Written exercise => Take every line from the listing below that includes "Usage" and copy it.

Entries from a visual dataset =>
··········

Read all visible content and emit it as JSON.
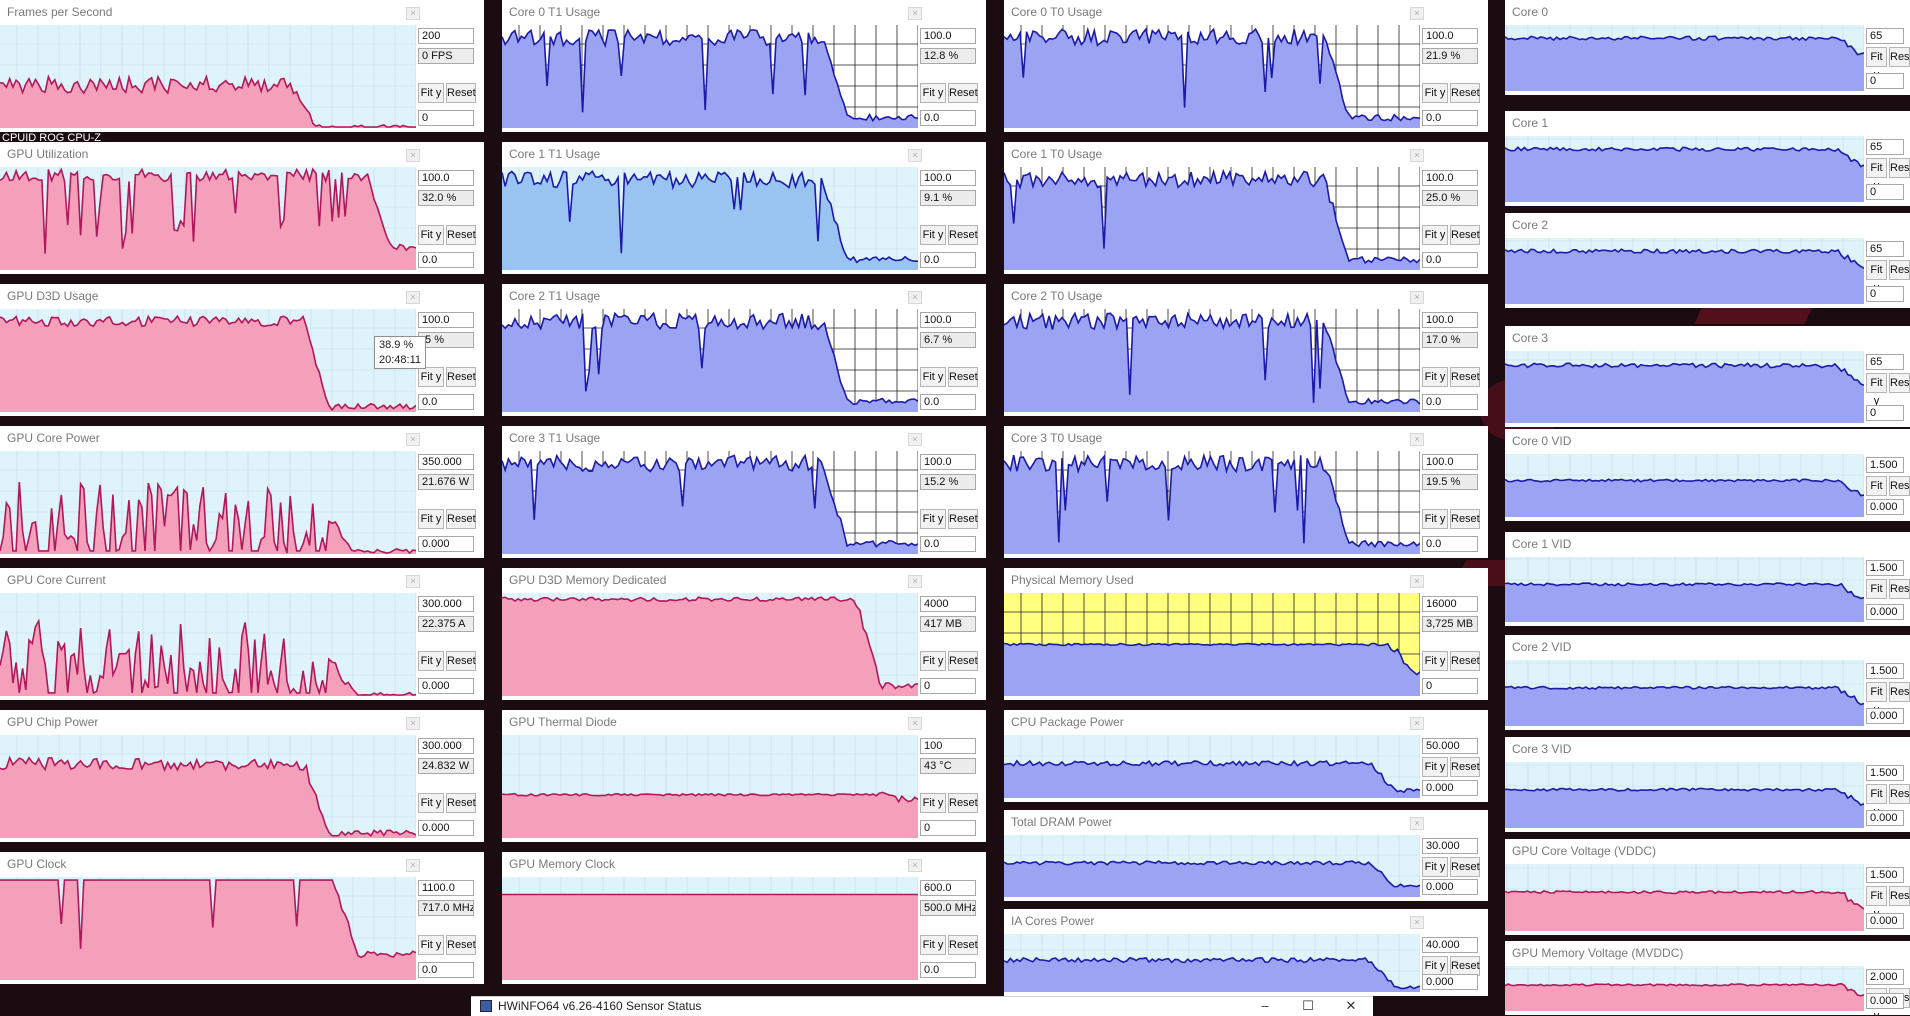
{
  "window": {
    "title": "HWiNFO64 v6.26-4160 Sensor Status",
    "minimize_glyph": "–",
    "maximize_glyph": "☐",
    "close_glyph": "✕",
    "icon": "hwinfo-app-icon"
  },
  "desktop_label": "CPUID ROG CPU-Z",
  "tooltip": {
    "value": "38.9 %",
    "time": "20:48:11"
  },
  "colors": {
    "pink": "#f4a0ba",
    "pink_line": "#b0185a",
    "blue": "#9aa4f2",
    "blue_line": "#1c1aa8",
    "light_blue": "#99c4f2",
    "yellow": "#ffff80",
    "graph_bg": "#dff3fb"
  },
  "buttons": {
    "fit": "Fit y",
    "reset": "Reset"
  },
  "panels": [
    {
      "id": "fps",
      "title": "Frames per Second",
      "max": "200",
      "current": "0 FPS",
      "min": "0"
    },
    {
      "id": "gpu-util",
      "title": "GPU Utilization",
      "max": "100.0",
      "current": "32.0 %",
      "min": "0.0"
    },
    {
      "id": "gpu-d3d",
      "title": "GPU D3D Usage",
      "max": "100.0",
      "current": ".5 %",
      "min": "0.0"
    },
    {
      "id": "gpu-core-power",
      "title": "GPU Core Power",
      "max": "350.000",
      "current": "21.676 W",
      "min": "0.000"
    },
    {
      "id": "gpu-core-current",
      "title": "GPU Core Current",
      "max": "300.000",
      "current": "22.375 A",
      "min": "0.000"
    },
    {
      "id": "gpu-chip-power",
      "title": "GPU Chip Power",
      "max": "300.000",
      "current": "24.832 W",
      "min": "0.000"
    },
    {
      "id": "gpu-clock",
      "title": "GPU Clock",
      "max": "1100.0",
      "current": "717.0 MHz",
      "min": "0.0"
    },
    {
      "id": "c0t1",
      "title": "Core 0 T1 Usage",
      "max": "100.0",
      "current": "12.8 %",
      "min": "0.0"
    },
    {
      "id": "c1t1",
      "title": "Core 1 T1 Usage",
      "max": "100.0",
      "current": "9.1 %",
      "min": "0.0"
    },
    {
      "id": "c2t1",
      "title": "Core 2 T1 Usage",
      "max": "100.0",
      "current": "6.7 %",
      "min": "0.0"
    },
    {
      "id": "c3t1",
      "title": "Core 3 T1 Usage",
      "max": "100.0",
      "current": "15.2 %",
      "min": "0.0"
    },
    {
      "id": "gpu-mem-ded",
      "title": "GPU D3D Memory Dedicated",
      "max": "4000",
      "current": "417 MB",
      "min": "0"
    },
    {
      "id": "gpu-thermal",
      "title": "GPU Thermal Diode",
      "max": "100",
      "current": "43 °C",
      "min": "0"
    },
    {
      "id": "gpu-mem-clock",
      "title": "GPU Memory Clock",
      "max": "600.0",
      "current": "500.0 MHz",
      "min": "0.0"
    },
    {
      "id": "c0t0",
      "title": "Core 0 T0 Usage",
      "max": "100.0",
      "current": "21.9 %",
      "min": "0.0"
    },
    {
      "id": "c1t0",
      "title": "Core 1 T0 Usage",
      "max": "100.0",
      "current": "25.0 %",
      "min": "0.0"
    },
    {
      "id": "c2t0",
      "title": "Core 2 T0 Usage",
      "max": "100.0",
      "current": "17.0 %",
      "min": "0.0"
    },
    {
      "id": "c3t0",
      "title": "Core 3 T0 Usage",
      "max": "100.0",
      "current": "19.5 %",
      "min": "0.0"
    },
    {
      "id": "phys-mem",
      "title": "Physical Memory Used",
      "max": "16000",
      "current": "3,725 MB",
      "min": "0"
    },
    {
      "id": "cpu-pkg-power",
      "title": "CPU Package Power",
      "max": "50.000",
      "current": "",
      "min": "0.000"
    },
    {
      "id": "dram-power",
      "title": "Total DRAM Power",
      "max": "30.000",
      "current": "",
      "min": "0.000"
    },
    {
      "id": "ia-power",
      "title": "IA Cores Power",
      "max": "40.000",
      "current": "",
      "min": "0.000"
    },
    {
      "id": "core0",
      "title": "Core 0",
      "max": "65",
      "current": "",
      "min": "0"
    },
    {
      "id": "core1",
      "title": "Core 1",
      "max": "65",
      "current": "",
      "min": "0"
    },
    {
      "id": "core2",
      "title": "Core 2",
      "max": "65",
      "current": "",
      "min": "0"
    },
    {
      "id": "core3",
      "title": "Core 3",
      "max": "65",
      "current": "",
      "min": "0"
    },
    {
      "id": "core0-vid",
      "title": "Core 0 VID",
      "max": "1.500",
      "current": "",
      "min": "0.000"
    },
    {
      "id": "core1-vid",
      "title": "Core 1 VID",
      "max": "1.500",
      "current": "",
      "min": "0.000"
    },
    {
      "id": "core2-vid",
      "title": "Core 2 VID",
      "max": "1.500",
      "current": "",
      "min": "0.000"
    },
    {
      "id": "core3-vid",
      "title": "Core 3 VID",
      "max": "1.500",
      "current": "",
      "min": "0.000"
    },
    {
      "id": "gpu-core-vddc",
      "title": "GPU Core Voltage (VDDC)",
      "max": "1.500",
      "current": "",
      "min": "0.000"
    },
    {
      "id": "gpu-mem-mvddc",
      "title": "GPU Memory Voltage (MVDDC)",
      "max": "2.000",
      "current": "",
      "min": "0.000"
    }
  ]
}
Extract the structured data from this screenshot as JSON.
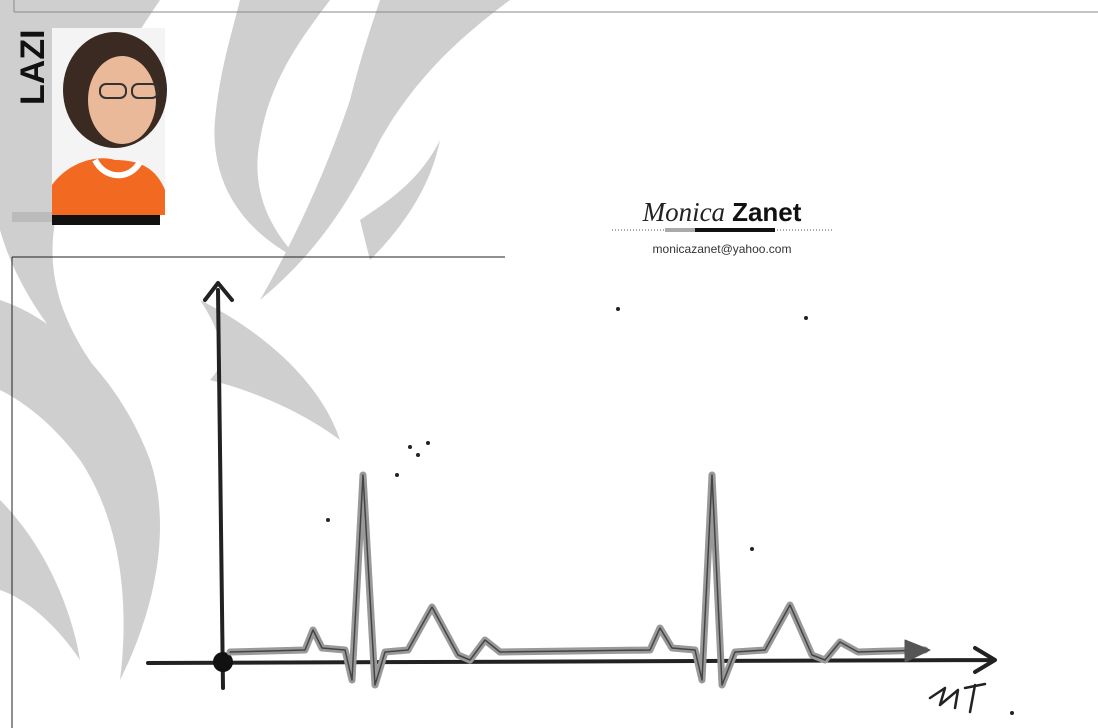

··········

Response for this exercise =>
      "title": "GPU D3D Usage",
      "title": "Core 0 T1 Usage",
      "title": "Core 1 T1 Usage",
      "title": "Core 2 T1 Usage",
      "title": "Core 3 T1 Usage",
      "title": "Core 0 T0 Usage",
      "title": "Core 1 T0 Usage",
      "title": "Core 2 T0 Usage",
      "title": "Core 3 T0 Usage",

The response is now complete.